TASK DESCRIPTION: Transcribe each line of the material as it is, and drop any picture.

[start]

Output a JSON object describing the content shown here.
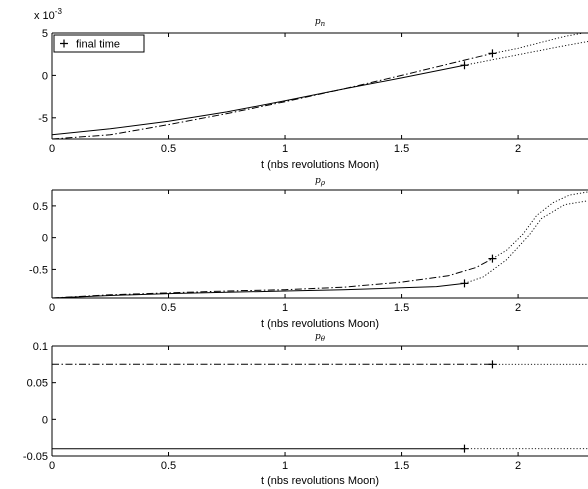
{
  "chart_data": [
    {
      "type": "line",
      "title": "p_n",
      "title_main": "p",
      "title_sub": "n",
      "xlabel": "t (nbs revolutions Moon)",
      "ylabel": "",
      "scale_label_base": "x 10",
      "scale_label_exp": "-3",
      "xlim": [
        0,
        2.3
      ],
      "ylim": [
        -7.5,
        5
      ],
      "x_ticks": [
        "0",
        "0.5",
        "1",
        "1.5",
        "2"
      ],
      "y_ticks": [
        {
          "v": 5,
          "label": "5"
        },
        {
          "v": 0,
          "label": "0"
        },
        {
          "v": -5,
          "label": "-5"
        }
      ],
      "legend": {
        "label": "final time",
        "placement": "top-left"
      },
      "series": [
        {
          "style": "solid",
          "x": [
            0,
            0.25,
            0.5,
            0.75,
            1.0,
            1.25,
            1.5,
            1.77
          ],
          "y": [
            -7.0,
            -6.3,
            -5.4,
            -4.3,
            -3.0,
            -1.6,
            -0.3,
            1.2
          ],
          "final": [
            1.77,
            1.2
          ]
        },
        {
          "style": "dashdot",
          "x": [
            0,
            0.25,
            0.5,
            0.75,
            1.0,
            1.25,
            1.5,
            1.77,
            1.89
          ],
          "y": [
            -7.5,
            -7.0,
            -5.8,
            -4.5,
            -3.1,
            -1.6,
            0.0,
            1.8,
            2.6
          ],
          "final": [
            1.89,
            2.6
          ]
        },
        {
          "style": "dotted",
          "x": [
            1.77,
            1.9,
            2.05,
            2.2,
            2.3
          ],
          "y": [
            1.2,
            1.9,
            2.7,
            3.5,
            4.0
          ]
        },
        {
          "style": "dotted",
          "x": [
            1.89,
            2.0,
            2.1,
            2.2,
            2.3
          ],
          "y": [
            2.6,
            3.2,
            3.9,
            4.6,
            5.1
          ]
        }
      ]
    },
    {
      "type": "line",
      "title": "p_ρ",
      "title_main": "p",
      "title_sub": "ρ",
      "xlabel": "t (nbs revolutions Moon)",
      "ylabel": "",
      "xlim": [
        0,
        2.3
      ],
      "ylim": [
        -0.95,
        0.75
      ],
      "x_ticks": [
        "0",
        "0.5",
        "1",
        "1.5",
        "2"
      ],
      "y_ticks": [
        {
          "v": 0.5,
          "label": "0.5"
        },
        {
          "v": 0,
          "label": "0"
        },
        {
          "v": -0.5,
          "label": "-0.5"
        }
      ],
      "series": [
        {
          "style": "solid",
          "x": [
            0,
            0.25,
            0.5,
            0.75,
            1.0,
            1.25,
            1.5,
            1.65,
            1.77
          ],
          "y": [
            -0.95,
            -0.91,
            -0.88,
            -0.86,
            -0.84,
            -0.82,
            -0.79,
            -0.77,
            -0.72
          ],
          "final": [
            1.77,
            -0.72
          ]
        },
        {
          "style": "dashdot",
          "x": [
            0,
            0.25,
            0.5,
            0.75,
            1.0,
            1.25,
            1.5,
            1.7,
            1.82,
            1.89
          ],
          "y": [
            -0.95,
            -0.9,
            -0.87,
            -0.84,
            -0.82,
            -0.78,
            -0.7,
            -0.6,
            -0.47,
            -0.33
          ],
          "final": [
            1.89,
            -0.33
          ]
        },
        {
          "style": "dotted",
          "x": [
            1.77,
            1.85,
            1.95,
            2.05,
            2.1,
            2.2,
            2.3
          ],
          "y": [
            -0.72,
            -0.62,
            -0.35,
            0.05,
            0.3,
            0.52,
            0.58
          ]
        },
        {
          "style": "dotted",
          "x": [
            1.89,
            1.95,
            2.02,
            2.08,
            2.15,
            2.22,
            2.3
          ],
          "y": [
            -0.33,
            -0.2,
            0.05,
            0.35,
            0.55,
            0.67,
            0.72
          ]
        }
      ]
    },
    {
      "type": "line",
      "title": "p_θ",
      "title_main": "p",
      "title_sub": "θ",
      "xlabel": "t (nbs revolutions Moon)",
      "ylabel": "",
      "xlim": [
        0,
        2.3
      ],
      "ylim": [
        -0.05,
        0.1
      ],
      "x_ticks": [
        "0",
        "0.5",
        "1",
        "1.5",
        "2"
      ],
      "y_ticks": [
        {
          "v": 0.1,
          "label": "0.1"
        },
        {
          "v": 0.05,
          "label": "0.05"
        },
        {
          "v": 0,
          "label": "0"
        },
        {
          "v": -0.05,
          "label": "-0.05"
        }
      ],
      "series": [
        {
          "style": "solid",
          "x": [
            0,
            1.77
          ],
          "y": [
            -0.04,
            -0.04
          ],
          "final": [
            1.77,
            -0.04
          ]
        },
        {
          "style": "dashdot",
          "x": [
            0,
            1.89
          ],
          "y": [
            0.075,
            0.075
          ],
          "final": [
            1.89,
            0.075
          ]
        },
        {
          "style": "dotted",
          "x": [
            1.77,
            2.3
          ],
          "y": [
            -0.04,
            -0.04
          ]
        },
        {
          "style": "dotted",
          "x": [
            1.89,
            2.3
          ],
          "y": [
            0.075,
            0.075
          ]
        }
      ]
    }
  ]
}
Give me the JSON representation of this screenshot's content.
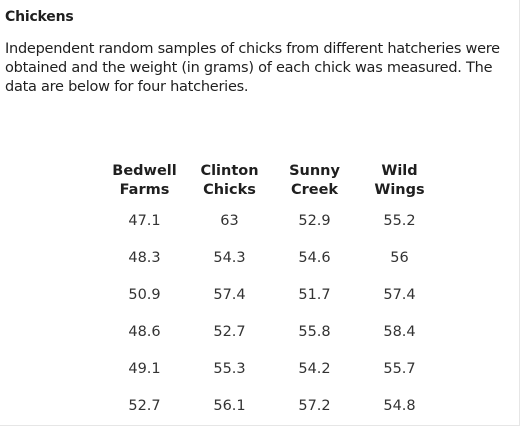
{
  "title": "Chickens",
  "description": "Independent random samples of chicks from different hatcheries were obtained and the weight (in grams) of each chick was measured. The data are below for four hatcheries.",
  "table": {
    "headers": [
      [
        "Bedwell",
        "Farms"
      ],
      [
        "Clinton",
        "Chicks"
      ],
      [
        "Sunny",
        "Creek"
      ],
      [
        "Wild",
        "Wings"
      ]
    ],
    "rows": [
      [
        "47.1",
        "63",
        "52.9",
        "55.2"
      ],
      [
        "48.3",
        "54.3",
        "54.6",
        "56"
      ],
      [
        "50.9",
        "57.4",
        "51.7",
        "57.4"
      ],
      [
        "48.6",
        "52.7",
        "55.8",
        "58.4"
      ],
      [
        "49.1",
        "55.3",
        "54.2",
        "55.7"
      ],
      [
        "52.7",
        "56.1",
        "57.2",
        "54.8"
      ]
    ]
  }
}
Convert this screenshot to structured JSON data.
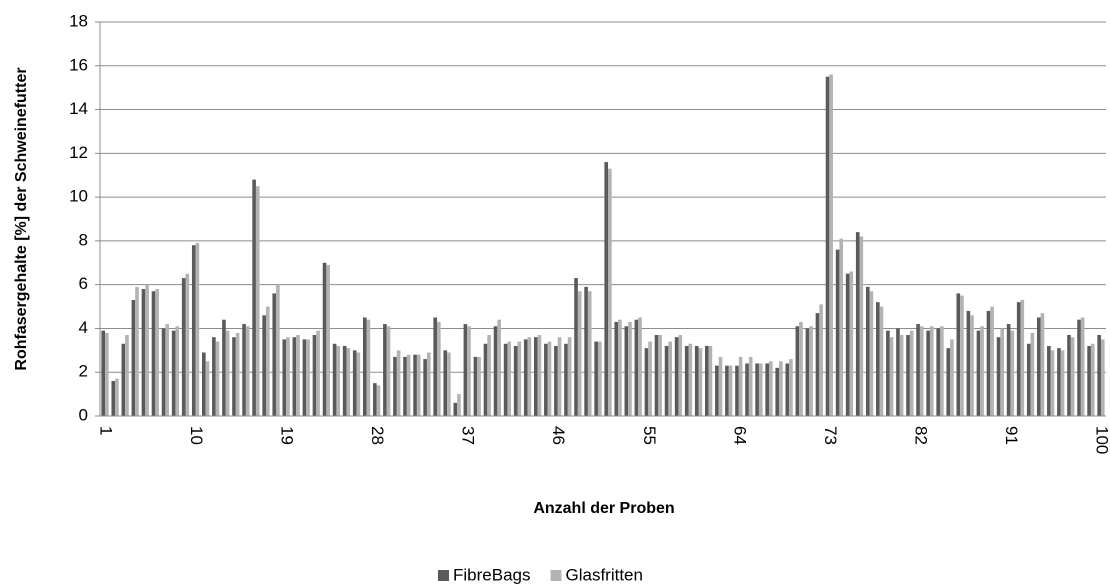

[end]

THE RESPONSE:
Output a JSON object describing the content shown here.
{
  "chart_data": [
    {
      "type": "line",
      "title": "p_n",
      "title_main": "p",
      "title_sub": "n",
      "xlabel": "t (nbs revolutions Moon)",
      "ylabel": "",
      "scale_label_base": "x 10",
      "scale_label_exp": "-3",
      "xlim": [
        0,
        2.3
      ],
      "ylim": [
        -7.5,
        5
      ],
      "x_ticks": [
        "0",
        "0.5",
        "1",
        "1.5",
        "2"
      ],
      "y_ticks": [
        {
          "v": 5,
          "label": "5"
        },
        {
          "v": 0,
          "label": "0"
        },
        {
          "v": -5,
          "label": "-5"
        }
      ],
      "legend": {
        "label": "final time",
        "placement": "top-left"
      },
      "series": [
        {
          "style": "solid",
          "x": [
            0,
            0.25,
            0.5,
            0.75,
            1.0,
            1.25,
            1.5,
            1.77
          ],
          "y": [
            -7.0,
            -6.3,
            -5.4,
            -4.3,
            -3.0,
            -1.6,
            -0.3,
            1.2
          ],
          "final": [
            1.77,
            1.2
          ]
        },
        {
          "style": "dashdot",
          "x": [
            0,
            0.25,
            0.5,
            0.75,
            1.0,
            1.25,
            1.5,
            1.77,
            1.89
          ],
          "y": [
            -7.5,
            -7.0,
            -5.8,
            -4.5,
            -3.1,
            -1.6,
            0.0,
            1.8,
            2.6
          ],
          "final": [
            1.89,
            2.6
          ]
        },
        {
          "style": "dotted",
          "x": [
            1.77,
            1.9,
            2.05,
            2.2,
            2.3
          ],
          "y": [
            1.2,
            1.9,
            2.7,
            3.5,
            4.0
          ]
        },
        {
          "style": "dotted",
          "x": [
            1.89,
            2.0,
            2.1,
            2.2,
            2.3
          ],
          "y": [
            2.6,
            3.2,
            3.9,
            4.6,
            5.1
          ]
        }
      ]
    },
    {
      "type": "line",
      "title": "p_ρ",
      "title_main": "p",
      "title_sub": "ρ",
      "xlabel": "t (nbs revolutions Moon)",
      "ylabel": "",
      "xlim": [
        0,
        2.3
      ],
      "ylim": [
        -0.95,
        0.75
      ],
      "x_ticks": [
        "0",
        "0.5",
        "1",
        "1.5",
        "2"
      ],
      "y_ticks": [
        {
          "v": 0.5,
          "label": "0.5"
        },
        {
          "v": 0,
          "label": "0"
        },
        {
          "v": -0.5,
          "label": "-0.5"
        }
      ],
      "series": [
        {
          "style": "solid",
          "x": [
            0,
            0.25,
            0.5,
            0.75,
            1.0,
            1.25,
            1.5,
            1.65,
            1.77
          ],
          "y": [
            -0.95,
            -0.91,
            -0.88,
            -0.86,
            -0.84,
            -0.82,
            -0.79,
            -0.77,
            -0.72
          ],
          "final": [
            1.77,
            -0.72
          ]
        },
        {
          "style": "dashdot",
          "x": [
            0,
            0.25,
            0.5,
            0.75,
            1.0,
            1.25,
            1.5,
            1.7,
            1.82,
            1.89
          ],
          "y": [
            -0.95,
            -0.9,
            -0.87,
            -0.84,
            -0.82,
            -0.78,
            -0.7,
            -0.6,
            -0.47,
            -0.33
          ],
          "final": [
            1.89,
            -0.33
          ]
        },
        {
          "style": "dotted",
          "x": [
            1.77,
            1.85,
            1.95,
            2.05,
            2.1,
            2.2,
            2.3
          ],
          "y": [
            -0.72,
            -0.62,
            -0.35,
            0.05,
            0.3,
            0.52,
            0.58
          ]
        },
        {
          "style": "dotted",
          "x": [
            1.89,
            1.95,
            2.02,
            2.08,
            2.15,
            2.22,
            2.3
          ],
          "y": [
            -0.33,
            -0.2,
            0.05,
            0.35,
            0.55,
            0.67,
            0.72
          ]
        }
      ]
    },
    {
      "type": "line",
      "title": "p_θ",
      "title_main": "p",
      "title_sub": "θ",
      "xlabel": "t (nbs revolutions Moon)",
      "ylabel": "",
      "xlim": [
        0,
        2.3
      ],
      "ylim": [
        -0.05,
        0.1
      ],
      "x_ticks": [
        "0",
        "0.5",
        "1",
        "1.5",
        "2"
      ],
      "y_ticks": [
        {
          "v": 0.1,
          "label": "0.1"
        },
        {
          "v": 0.05,
          "label": "0.05"
        },
        {
          "v": 0,
          "label": "0"
        },
        {
          "v": -0.05,
          "label": "-0.05"
        }
      ],
      "series": [
        {
          "style": "solid",
          "x": [
            0,
            1.77
          ],
          "y": [
            -0.04,
            -0.04
          ],
          "final": [
            1.77,
            -0.04
          ]
        },
        {
          "style": "dashdot",
          "x": [
            0,
            1.89
          ],
          "y": [
            0.075,
            0.075
          ],
          "final": [
            1.89,
            0.075
          ]
        },
        {
          "style": "dotted",
          "x": [
            1.77,
            2.3
          ],
          "y": [
            -0.04,
            -0.04
          ]
        },
        {
          "style": "dotted",
          "x": [
            1.89,
            2.3
          ],
          "y": [
            0.075,
            0.075
          ]
        }
      ]
    }
  ]
}
Give me the JSON representation of this screenshot's content.
{
  "title": "Chickens",
  "description": "Independent random samples of chicks from different hatcheries were obtained and the weight (in grams) of each chick was measured. The data are below for four hatcheries.",
  "table": {
    "headers": [
      [
        "Bedwell",
        "Farms"
      ],
      [
        "Clinton",
        "Chicks"
      ],
      [
        "Sunny",
        "Creek"
      ],
      [
        "Wild",
        "Wings"
      ]
    ],
    "rows": [
      [
        "47.1",
        "63",
        "52.9",
        "55.2"
      ],
      [
        "48.3",
        "54.3",
        "54.6",
        "56"
      ],
      [
        "50.9",
        "57.4",
        "51.7",
        "57.4"
      ],
      [
        "48.6",
        "52.7",
        "55.8",
        "58.4"
      ],
      [
        "49.1",
        "55.3",
        "54.2",
        "55.7"
      ],
      [
        "52.7",
        "56.1",
        "57.2",
        "54.8"
      ]
    ]
  }
}
Convert this screenshot to structured JSON data.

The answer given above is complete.